• TASK BRIEF:
Repeat the lines of the material verbatim, starting with its first line and ending after the line that contains "- y-tick-label: 10: [60, 66, 74, 81]", including that line.

┄┄┄┄┄┄

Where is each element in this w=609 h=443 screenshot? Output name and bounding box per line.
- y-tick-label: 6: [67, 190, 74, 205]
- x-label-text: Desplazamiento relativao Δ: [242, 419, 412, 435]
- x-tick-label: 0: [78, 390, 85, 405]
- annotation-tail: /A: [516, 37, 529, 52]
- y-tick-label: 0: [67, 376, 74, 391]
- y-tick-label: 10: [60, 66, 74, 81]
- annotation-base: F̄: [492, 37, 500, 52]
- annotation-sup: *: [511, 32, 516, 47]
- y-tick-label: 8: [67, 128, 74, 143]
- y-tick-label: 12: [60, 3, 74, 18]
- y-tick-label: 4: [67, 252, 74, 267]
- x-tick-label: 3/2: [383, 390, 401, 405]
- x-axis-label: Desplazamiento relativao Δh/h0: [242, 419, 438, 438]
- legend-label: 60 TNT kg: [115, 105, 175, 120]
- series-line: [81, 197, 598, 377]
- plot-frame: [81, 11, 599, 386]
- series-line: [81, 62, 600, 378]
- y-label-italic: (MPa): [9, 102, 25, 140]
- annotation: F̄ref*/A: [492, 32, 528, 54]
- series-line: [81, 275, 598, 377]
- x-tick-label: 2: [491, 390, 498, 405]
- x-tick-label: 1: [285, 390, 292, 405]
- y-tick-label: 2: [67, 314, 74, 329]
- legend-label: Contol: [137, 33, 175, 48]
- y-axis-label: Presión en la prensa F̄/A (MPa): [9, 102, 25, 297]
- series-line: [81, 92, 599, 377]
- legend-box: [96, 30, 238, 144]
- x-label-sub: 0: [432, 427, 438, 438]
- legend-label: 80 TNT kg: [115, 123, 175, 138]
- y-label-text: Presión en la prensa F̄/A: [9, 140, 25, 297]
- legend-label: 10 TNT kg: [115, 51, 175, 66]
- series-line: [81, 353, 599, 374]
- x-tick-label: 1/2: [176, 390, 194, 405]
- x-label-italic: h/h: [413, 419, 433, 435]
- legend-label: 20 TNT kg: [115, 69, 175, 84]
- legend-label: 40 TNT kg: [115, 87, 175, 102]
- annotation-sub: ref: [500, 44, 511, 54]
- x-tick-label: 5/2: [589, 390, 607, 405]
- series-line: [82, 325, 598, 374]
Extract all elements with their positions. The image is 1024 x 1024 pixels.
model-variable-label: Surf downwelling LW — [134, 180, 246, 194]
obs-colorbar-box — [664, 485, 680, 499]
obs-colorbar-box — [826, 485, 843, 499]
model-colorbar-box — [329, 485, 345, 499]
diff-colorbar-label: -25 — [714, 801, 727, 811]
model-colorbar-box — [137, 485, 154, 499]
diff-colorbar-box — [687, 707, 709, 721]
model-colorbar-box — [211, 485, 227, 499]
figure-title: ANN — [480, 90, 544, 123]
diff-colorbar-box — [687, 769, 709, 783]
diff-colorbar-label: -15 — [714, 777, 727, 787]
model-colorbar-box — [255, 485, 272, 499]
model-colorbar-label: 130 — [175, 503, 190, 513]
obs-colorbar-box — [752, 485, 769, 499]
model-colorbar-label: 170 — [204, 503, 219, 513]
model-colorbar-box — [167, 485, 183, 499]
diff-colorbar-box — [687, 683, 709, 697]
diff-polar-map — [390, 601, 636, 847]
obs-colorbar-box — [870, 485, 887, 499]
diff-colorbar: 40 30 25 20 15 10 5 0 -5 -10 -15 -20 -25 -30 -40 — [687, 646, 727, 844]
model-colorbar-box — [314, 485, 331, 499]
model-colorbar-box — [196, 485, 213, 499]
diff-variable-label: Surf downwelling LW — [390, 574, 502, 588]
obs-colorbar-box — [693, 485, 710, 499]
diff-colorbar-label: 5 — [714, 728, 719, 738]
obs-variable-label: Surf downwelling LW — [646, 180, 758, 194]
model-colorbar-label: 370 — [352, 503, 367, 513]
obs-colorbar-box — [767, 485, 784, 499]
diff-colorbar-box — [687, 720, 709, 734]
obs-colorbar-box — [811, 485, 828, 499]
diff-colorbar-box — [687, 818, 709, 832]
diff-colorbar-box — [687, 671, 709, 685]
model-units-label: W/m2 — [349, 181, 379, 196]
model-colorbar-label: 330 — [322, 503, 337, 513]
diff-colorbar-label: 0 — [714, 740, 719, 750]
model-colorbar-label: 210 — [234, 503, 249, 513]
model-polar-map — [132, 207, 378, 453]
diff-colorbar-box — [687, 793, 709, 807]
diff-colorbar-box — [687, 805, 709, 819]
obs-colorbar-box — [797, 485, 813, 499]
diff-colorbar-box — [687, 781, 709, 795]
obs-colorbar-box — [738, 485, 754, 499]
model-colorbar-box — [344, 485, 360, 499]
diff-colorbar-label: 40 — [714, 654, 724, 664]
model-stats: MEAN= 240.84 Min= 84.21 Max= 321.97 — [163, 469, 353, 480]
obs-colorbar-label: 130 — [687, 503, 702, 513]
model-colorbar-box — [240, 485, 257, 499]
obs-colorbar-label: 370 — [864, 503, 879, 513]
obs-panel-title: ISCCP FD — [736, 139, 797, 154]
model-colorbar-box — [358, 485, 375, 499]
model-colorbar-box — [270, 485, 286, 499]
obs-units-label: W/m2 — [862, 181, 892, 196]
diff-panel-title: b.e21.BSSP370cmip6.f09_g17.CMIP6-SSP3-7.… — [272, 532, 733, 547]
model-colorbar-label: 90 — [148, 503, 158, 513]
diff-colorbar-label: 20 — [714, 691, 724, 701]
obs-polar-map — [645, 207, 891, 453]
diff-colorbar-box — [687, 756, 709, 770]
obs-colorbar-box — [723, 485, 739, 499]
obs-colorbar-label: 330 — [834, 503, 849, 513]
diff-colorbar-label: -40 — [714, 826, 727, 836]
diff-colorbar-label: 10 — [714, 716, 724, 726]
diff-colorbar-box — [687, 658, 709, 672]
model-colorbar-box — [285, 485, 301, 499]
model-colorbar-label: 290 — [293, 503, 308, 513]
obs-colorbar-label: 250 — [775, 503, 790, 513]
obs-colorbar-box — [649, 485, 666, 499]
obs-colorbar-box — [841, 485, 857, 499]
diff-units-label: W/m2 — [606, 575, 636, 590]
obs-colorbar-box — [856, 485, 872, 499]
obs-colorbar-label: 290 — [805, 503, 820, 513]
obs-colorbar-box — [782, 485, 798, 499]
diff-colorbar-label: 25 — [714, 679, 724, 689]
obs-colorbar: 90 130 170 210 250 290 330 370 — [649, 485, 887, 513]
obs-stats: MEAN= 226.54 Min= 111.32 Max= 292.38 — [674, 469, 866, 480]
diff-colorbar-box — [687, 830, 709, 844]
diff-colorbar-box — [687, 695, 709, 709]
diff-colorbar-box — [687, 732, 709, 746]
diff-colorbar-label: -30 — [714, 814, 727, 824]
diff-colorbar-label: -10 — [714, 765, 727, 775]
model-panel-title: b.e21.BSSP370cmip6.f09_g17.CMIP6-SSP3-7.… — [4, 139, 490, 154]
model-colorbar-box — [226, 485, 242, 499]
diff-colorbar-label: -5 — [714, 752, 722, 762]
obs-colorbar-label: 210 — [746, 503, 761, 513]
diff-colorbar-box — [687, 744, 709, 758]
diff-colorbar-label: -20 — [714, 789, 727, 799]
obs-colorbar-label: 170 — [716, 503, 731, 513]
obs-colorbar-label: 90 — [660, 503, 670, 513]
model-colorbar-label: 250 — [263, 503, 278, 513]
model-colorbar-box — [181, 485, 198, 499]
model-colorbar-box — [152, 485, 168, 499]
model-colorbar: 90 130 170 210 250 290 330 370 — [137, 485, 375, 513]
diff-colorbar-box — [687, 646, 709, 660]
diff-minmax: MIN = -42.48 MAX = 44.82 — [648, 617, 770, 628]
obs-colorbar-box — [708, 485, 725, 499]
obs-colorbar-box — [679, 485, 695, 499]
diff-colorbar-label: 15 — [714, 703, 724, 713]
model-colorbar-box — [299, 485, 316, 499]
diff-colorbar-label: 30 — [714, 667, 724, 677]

┄┄┄┄┄┄

• RESULT OF THIS EXERCISE:
Where is each element in this w=609 h=443 screenshot? Output name and bounding box per line.
- y-tick-label: 6: [67, 190, 74, 205]
- x-label-text: Desplazamiento relativao Δ: [242, 419, 412, 435]
- x-tick-label: 0: [78, 390, 85, 405]
- annotation-tail: /A: [516, 37, 529, 52]
- y-tick-label: 0: [67, 376, 74, 391]
- y-tick-label: 10: [60, 66, 74, 81]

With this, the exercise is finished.